[Instructions for the task] Retype the rows word for word, from the first one down to and including the line containing "table-row-initial-capital: 初始資金 1,000,000.00".

━━━ Material provided ━━━

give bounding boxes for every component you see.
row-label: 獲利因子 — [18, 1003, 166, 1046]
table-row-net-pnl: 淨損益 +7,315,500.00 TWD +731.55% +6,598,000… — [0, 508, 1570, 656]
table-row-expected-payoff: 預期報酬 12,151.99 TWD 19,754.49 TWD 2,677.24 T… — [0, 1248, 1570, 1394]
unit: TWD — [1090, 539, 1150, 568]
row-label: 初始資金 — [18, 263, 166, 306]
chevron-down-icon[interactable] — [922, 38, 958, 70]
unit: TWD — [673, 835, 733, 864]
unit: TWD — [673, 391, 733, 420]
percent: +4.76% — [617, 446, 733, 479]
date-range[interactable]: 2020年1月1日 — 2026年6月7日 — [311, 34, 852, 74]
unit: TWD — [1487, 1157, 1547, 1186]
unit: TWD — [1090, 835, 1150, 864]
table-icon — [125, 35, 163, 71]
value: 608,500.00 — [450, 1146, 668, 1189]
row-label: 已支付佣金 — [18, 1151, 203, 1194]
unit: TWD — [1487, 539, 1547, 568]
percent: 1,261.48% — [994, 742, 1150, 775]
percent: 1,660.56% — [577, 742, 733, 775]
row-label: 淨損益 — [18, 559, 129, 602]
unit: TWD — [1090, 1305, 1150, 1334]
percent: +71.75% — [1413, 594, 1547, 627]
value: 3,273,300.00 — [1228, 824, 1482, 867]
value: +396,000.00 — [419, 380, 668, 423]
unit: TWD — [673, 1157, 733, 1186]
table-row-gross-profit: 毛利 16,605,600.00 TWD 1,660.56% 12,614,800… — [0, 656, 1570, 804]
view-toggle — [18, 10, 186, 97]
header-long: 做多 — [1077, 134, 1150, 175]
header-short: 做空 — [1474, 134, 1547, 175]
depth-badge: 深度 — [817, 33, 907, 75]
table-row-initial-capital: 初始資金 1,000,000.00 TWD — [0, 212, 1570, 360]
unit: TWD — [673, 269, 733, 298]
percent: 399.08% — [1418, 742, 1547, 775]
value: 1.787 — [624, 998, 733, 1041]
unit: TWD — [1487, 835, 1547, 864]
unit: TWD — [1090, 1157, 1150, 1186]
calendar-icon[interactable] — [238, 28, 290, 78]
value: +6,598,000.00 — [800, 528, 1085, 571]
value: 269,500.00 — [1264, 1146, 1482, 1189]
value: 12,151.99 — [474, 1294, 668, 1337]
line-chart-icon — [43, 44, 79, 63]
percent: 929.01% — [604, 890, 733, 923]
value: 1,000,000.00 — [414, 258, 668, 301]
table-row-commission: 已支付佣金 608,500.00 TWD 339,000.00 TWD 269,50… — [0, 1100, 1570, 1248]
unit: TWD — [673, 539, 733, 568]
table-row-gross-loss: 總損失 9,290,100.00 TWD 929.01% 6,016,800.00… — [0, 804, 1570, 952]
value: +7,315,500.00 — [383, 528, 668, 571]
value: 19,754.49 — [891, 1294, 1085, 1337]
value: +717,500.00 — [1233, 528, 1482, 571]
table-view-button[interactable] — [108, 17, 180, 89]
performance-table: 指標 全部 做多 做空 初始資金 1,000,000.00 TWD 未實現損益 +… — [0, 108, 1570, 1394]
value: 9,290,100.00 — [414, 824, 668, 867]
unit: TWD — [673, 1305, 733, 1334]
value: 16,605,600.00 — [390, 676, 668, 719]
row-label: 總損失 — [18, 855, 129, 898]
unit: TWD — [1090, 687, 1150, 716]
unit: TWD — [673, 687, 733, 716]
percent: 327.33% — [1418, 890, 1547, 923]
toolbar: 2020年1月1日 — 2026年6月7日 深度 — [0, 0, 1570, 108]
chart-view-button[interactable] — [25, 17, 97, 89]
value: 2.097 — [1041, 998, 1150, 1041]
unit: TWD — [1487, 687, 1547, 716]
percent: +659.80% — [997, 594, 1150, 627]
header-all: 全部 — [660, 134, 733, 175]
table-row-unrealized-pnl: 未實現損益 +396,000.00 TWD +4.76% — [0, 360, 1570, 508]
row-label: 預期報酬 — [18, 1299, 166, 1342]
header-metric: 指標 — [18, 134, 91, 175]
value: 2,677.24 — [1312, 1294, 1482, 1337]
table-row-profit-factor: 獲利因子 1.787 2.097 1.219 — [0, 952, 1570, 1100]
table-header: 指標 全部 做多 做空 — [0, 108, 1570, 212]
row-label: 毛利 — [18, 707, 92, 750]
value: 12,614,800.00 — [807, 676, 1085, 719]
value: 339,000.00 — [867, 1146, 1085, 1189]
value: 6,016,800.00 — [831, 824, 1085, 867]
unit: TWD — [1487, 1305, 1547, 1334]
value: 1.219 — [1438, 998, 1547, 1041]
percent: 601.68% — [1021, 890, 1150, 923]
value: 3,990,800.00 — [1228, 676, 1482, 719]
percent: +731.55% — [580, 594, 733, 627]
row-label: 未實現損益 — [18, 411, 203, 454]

━━━

[Response to this exercise]
give bounding boxes for every component you see.
row-label: 獲利因子 — [18, 1003, 166, 1046]
table-row-net-pnl: 淨損益 +7,315,500.00 TWD +731.55% +6,598,000… — [0, 508, 1570, 656]
table-row-expected-payoff: 預期報酬 12,151.99 TWD 19,754.49 TWD 2,677.24 T… — [0, 1248, 1570, 1394]
unit: TWD — [1090, 539, 1150, 568]
row-label: 初始資金 — [18, 263, 166, 306]
chevron-down-icon[interactable] — [922, 38, 958, 70]
unit: TWD — [673, 835, 733, 864]
unit: TWD — [673, 391, 733, 420]
percent: +4.76% — [617, 446, 733, 479]
date-range[interactable]: 2020年1月1日 — 2026年6月7日 — [311, 34, 852, 74]
unit: TWD — [1487, 1157, 1547, 1186]
unit: TWD — [1090, 835, 1150, 864]
table-icon — [125, 35, 163, 71]
value: 608,500.00 — [450, 1146, 668, 1189]
row-label: 已支付佣金 — [18, 1151, 203, 1194]
unit: TWD — [1487, 539, 1547, 568]
percent: 1,261.48% — [994, 742, 1150, 775]
percent: 1,660.56% — [577, 742, 733, 775]
row-label: 淨損益 — [18, 559, 129, 602]
unit: TWD — [1090, 1305, 1150, 1334]
percent: +71.75% — [1413, 594, 1547, 627]
value: 3,273,300.00 — [1228, 824, 1482, 867]
value: +396,000.00 — [419, 380, 668, 423]
unit: TWD — [673, 1157, 733, 1186]
table-row-gross-profit: 毛利 16,605,600.00 TWD 1,660.56% 12,614,800… — [0, 656, 1570, 804]
view-toggle — [18, 10, 186, 97]
header-long: 做多 — [1077, 134, 1150, 175]
header-short: 做空 — [1474, 134, 1547, 175]
depth-badge: 深度 — [817, 33, 907, 75]
table-row-initial-capital: 初始資金 1,000,000.00 TWD — [0, 212, 1570, 360]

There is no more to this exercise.